> [Given instruction]
Pick out every line that holds the string "从低位开始" and copy it.
-- Begin Data shown --
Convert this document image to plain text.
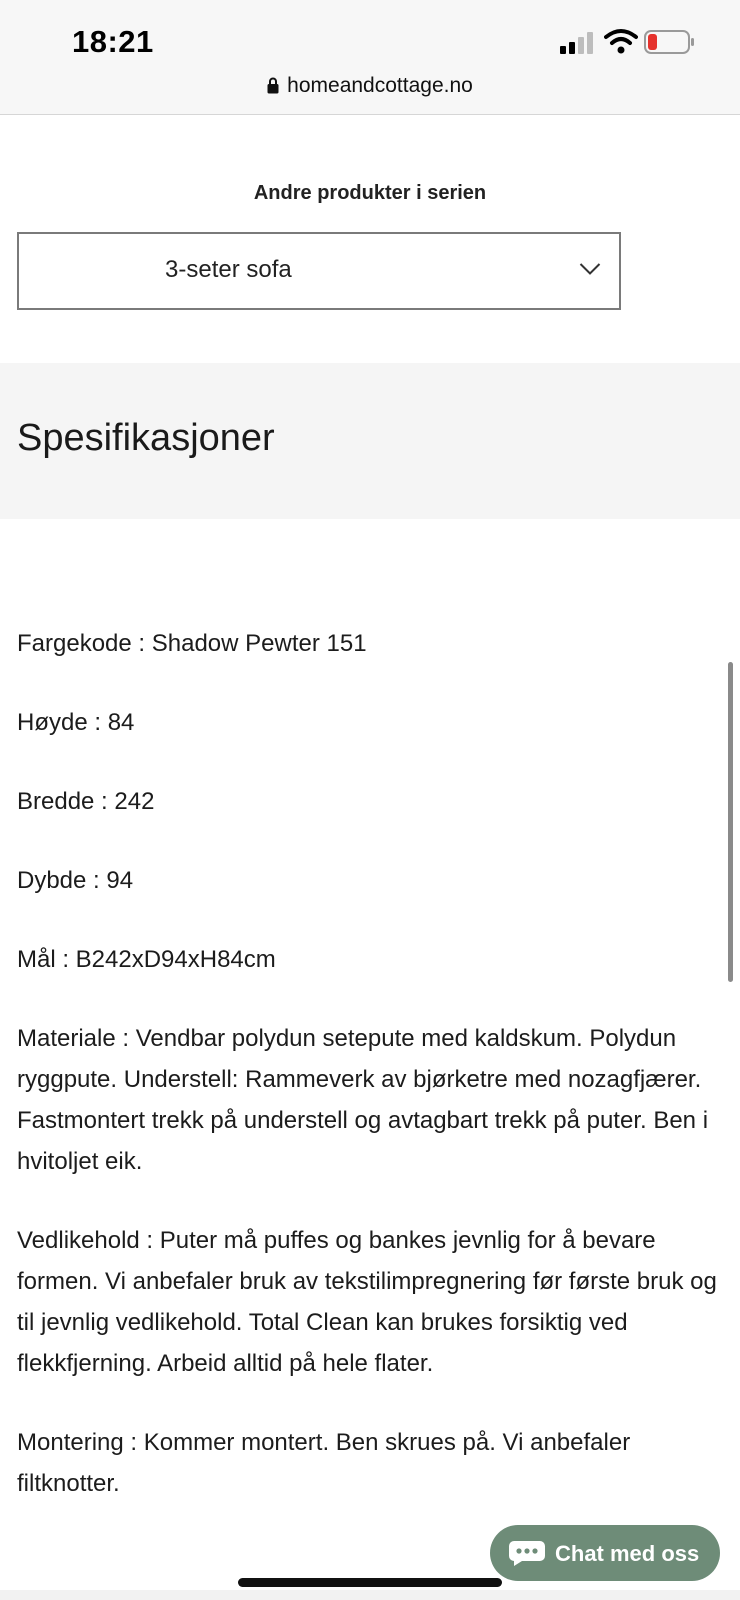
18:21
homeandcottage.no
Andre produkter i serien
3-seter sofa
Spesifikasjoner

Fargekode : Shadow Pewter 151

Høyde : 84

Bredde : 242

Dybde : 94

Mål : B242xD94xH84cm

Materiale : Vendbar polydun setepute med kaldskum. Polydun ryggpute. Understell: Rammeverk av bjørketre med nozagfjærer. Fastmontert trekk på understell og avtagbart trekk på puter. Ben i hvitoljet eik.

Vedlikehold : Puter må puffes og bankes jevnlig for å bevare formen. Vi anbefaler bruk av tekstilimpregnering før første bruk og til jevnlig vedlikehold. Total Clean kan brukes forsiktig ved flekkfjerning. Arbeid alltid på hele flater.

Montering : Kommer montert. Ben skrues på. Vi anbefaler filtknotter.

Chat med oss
-- End Data shown --
-- Begin Data shown --
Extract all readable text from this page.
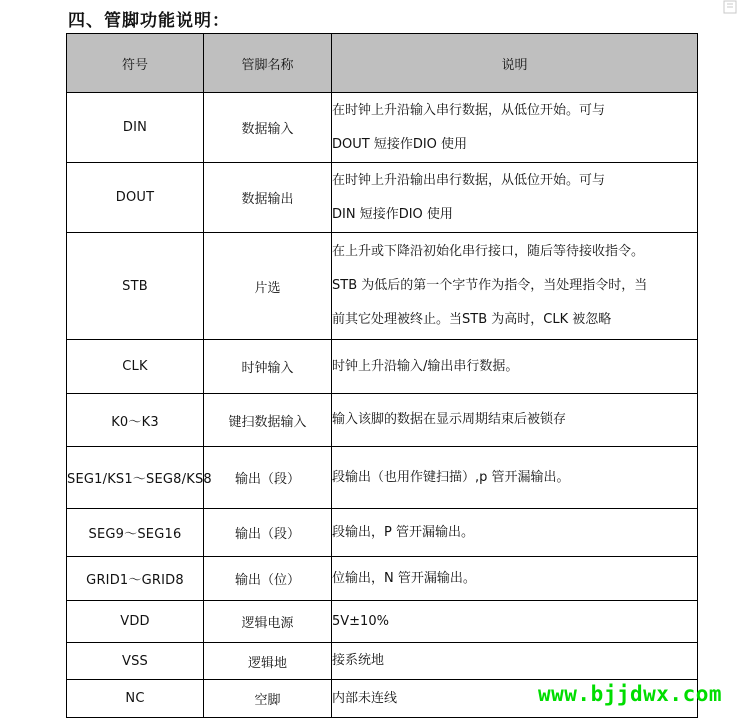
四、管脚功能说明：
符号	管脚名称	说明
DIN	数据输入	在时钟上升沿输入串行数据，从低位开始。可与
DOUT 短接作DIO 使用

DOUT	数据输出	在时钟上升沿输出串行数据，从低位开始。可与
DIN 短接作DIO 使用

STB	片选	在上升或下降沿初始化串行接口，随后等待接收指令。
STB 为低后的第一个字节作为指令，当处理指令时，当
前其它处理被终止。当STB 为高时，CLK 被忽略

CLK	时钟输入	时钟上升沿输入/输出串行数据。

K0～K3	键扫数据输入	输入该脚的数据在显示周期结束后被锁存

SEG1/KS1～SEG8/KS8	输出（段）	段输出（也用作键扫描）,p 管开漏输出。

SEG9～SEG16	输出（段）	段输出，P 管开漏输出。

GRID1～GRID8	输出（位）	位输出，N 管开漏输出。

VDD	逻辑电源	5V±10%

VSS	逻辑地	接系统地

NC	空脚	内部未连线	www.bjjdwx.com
-- End Data shown --
> [Answer to this exercise]
DIN	数据输入	在时钟上升沿输入串行数据，从低位开始。可与
DOUT	数据输出	在时钟上升沿输出串行数据，从低位开始。可与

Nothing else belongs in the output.